Task description - Return every record below exactly as written, omitting any pictures.
● ● ● ●
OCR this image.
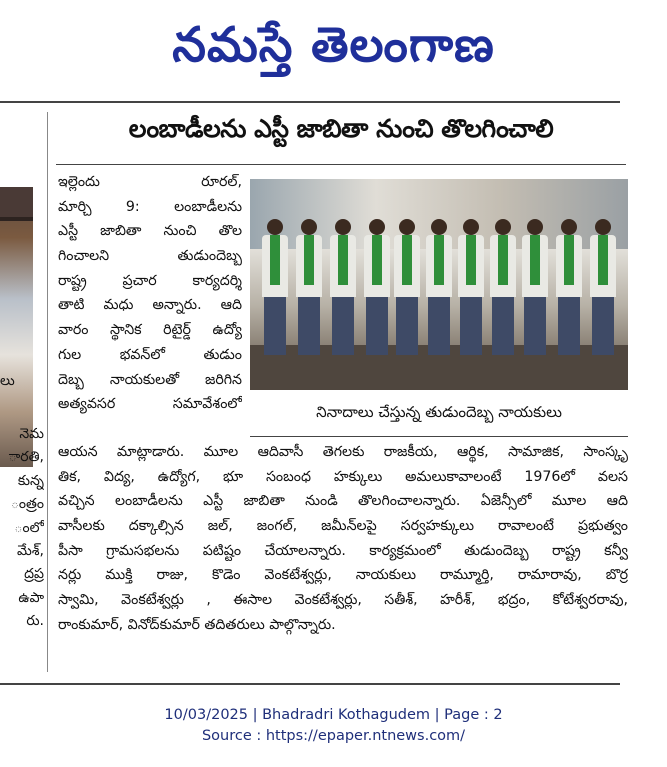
నమస్తే తెలంగాణ
లు
నెమ
ారతి,
కున్న
ంత్రం
ంలో
మేశ్,
ద్రప్ర
ఉపా
రు.
లంబాడీలను ఎస్టీ జాబితా నుంచి తొలగించాలి
ఇల్లెందు రూరల్,
మార్చి 9: లంబాడీలను
ఎస్టీ జాబితా నుంచి తొల
గించాలని తుడుందెబ్బ
రాష్ట్ర ప్రచార కార్యదర్శి
తాటి మధు అన్నారు. ఆది
వారం స్థానిక రిటైర్డ్ ఉద్యో
గుల భవన్‌లో తుడుం
దెబ్బ నాయకులతో జరిగిన
అత్యవసర సమావేశంలో	నినాదాలు చేస్తున్న తుడుందెబ్బ నాయకులు
ఆయన మాట్లాడారు. మూల ఆదివాసీ తెగలకు రాజకీయ, ఆర్థిక, సామాజిక, సాంస్కృ
తిక, విద్య, ఉద్యోగ, భూ సంబంధ హక్కులు అమలుకావాలంటే 1976లో వలస
వచ్చిన లంబాడీలను ఎస్టీ జాబితా నుండి తొలగించాలన్నారు. ఏజెన్సీలో మూల ఆది
వాసీలకు దక్కాల్సిన జల్, జంగల్, జమీన్‌లపై సర్వహక్కులు రావాలంటే ప్రభుత్వం
పీసా గ్రామసభలను పటిష్టం చేయాలన్నారు. కార్యక్రమంలో తుడుందెబ్బ రాష్ట్ర కన్వీ
నర్లు ముక్తి రాజు, కొడెం వెంకటేశ్వర్లు, నాయకులు రామ్మూర్తి, రామారావు, బొర్ర
స్వామి, వెంకటేశ్వర్లు , ఈసాల వెంకటేశ్వర్లు, సతీశ్, హరీశ్, భద్రం, కోటేశ్వరరావు,
రాంకుమార్, వినోద్‌కుమార్ తదితరులు పాల్గొన్నారు.
10/03/2025 | Bhadradri Kothagudem | Page : 2
Source : https://epaper.ntnews.com/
● ● ● ●
Task solution -
OCR this image.
నమస్తే తెలంగాణ
లు
నెమ
ారతి,
కున్న
ంత్రం
ంలో
మేశ్,
ద్రప్ర
ఉపా
రు.
లంబాడీలను ఎస్టీ జాబితా నుంచి తొలగించాలి
ఇల్లెందు రూరల్,
మార్చి 9: లంబాడీలను
ఎస్టీ జాబితా నుంచి తొల
గించాలని తుడుందెబ్బ
రాష్ట్ర ప్రచార కార్యదర్శి
తాటి మధు అన్నారు. ఆది
వారం స్థానిక రిటైర్డ్ ఉద్యో
గుల భవన్‌లో తుడుం
దెబ్బ నాయకులతో జరిగిన
అత్యవసర సమావేశంలో	నినాదాలు చేస్తున్న తుడుందెబ్బ నాయకులు
ఆయన మాట్లాడారు. మూల ఆదివాసీ తెగలకు రాజకీయ, ఆర్థిక, సామాజిక, సాంస్కృ
తిక, విద్య, ఉద్యోగ, భూ సంబంధ హక్కులు అమలుకావాలంటే 1976లో వలస
వచ్చిన లంబాడీలను ఎస్టీ జాబితా నుండి తొలగించాలన్నారు. ఏజెన్సీలో మూల ఆది
వాసీలకు దక్కాల్సిన జల్, జంగల్, జమీన్‌లపై సర్వహక్కులు రావాలంటే ప్రభుత్వం
పీసా గ్రామసభలను పటిష్టం చేయాలన్నారు. కార్యక్రమంలో తుడుందెబ్బ రాష్ట్ర కన్వీ
నర్లు ముక్తి రాజు, కొడెం వెంకటేశ్వర్లు, నాయకులు రామ్మూర్తి, రామారావు, బొర్ర
స్వామి, వెంకటేశ్వర్లు , ఈసాల వెంకటేశ్వర్లు, సతీశ్, హరీశ్, భద్రం, కోటేశ్వరరావు,
రాంకుమార్, వినోద్‌కుమార్ తదితరులు పాల్గొన్నారు.
10/03/2025 | Bhadradri Kothagudem | Page : 2
Source : https://epaper.ntnews.com/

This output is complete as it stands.